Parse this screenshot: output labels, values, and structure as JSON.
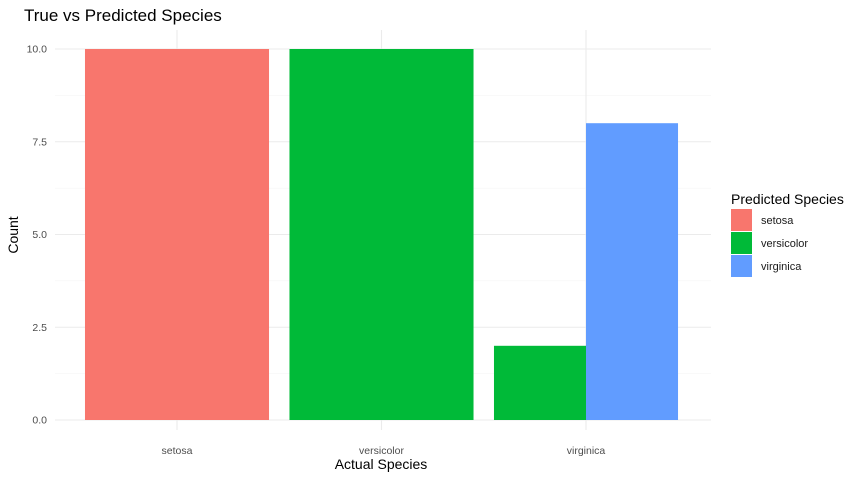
{
  "chart_data": {
    "type": "bar",
    "title": "True vs Predicted Species",
    "xlabel": "Actual Species",
    "ylabel": "Count",
    "categories": [
      "setosa",
      "versicolor",
      "virginica"
    ],
    "ylim": [
      0,
      10
    ],
    "yticks": [
      "0.0",
      "2.5",
      "5.0",
      "7.5",
      "10.0"
    ],
    "ytick_values": [
      0,
      2.5,
      5,
      7.5,
      10
    ],
    "grid": true,
    "bar_mode": "dodge",
    "legend": {
      "title": "Predicted Species",
      "placement": "right"
    },
    "series": [
      {
        "name": "setosa",
        "color": "#F8766D",
        "values": [
          10,
          null,
          null
        ]
      },
      {
        "name": "versicolor",
        "color": "#00BA38",
        "values": [
          null,
          10,
          2
        ]
      },
      {
        "name": "virginica",
        "color": "#619CFF",
        "values": [
          null,
          null,
          8
        ]
      }
    ]
  }
}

----

From the data, pick out every line that includes "Predicted".

• **THE SOLUTION**
    "title": "True vs Predicted Species",
      "title": "Predicted Species",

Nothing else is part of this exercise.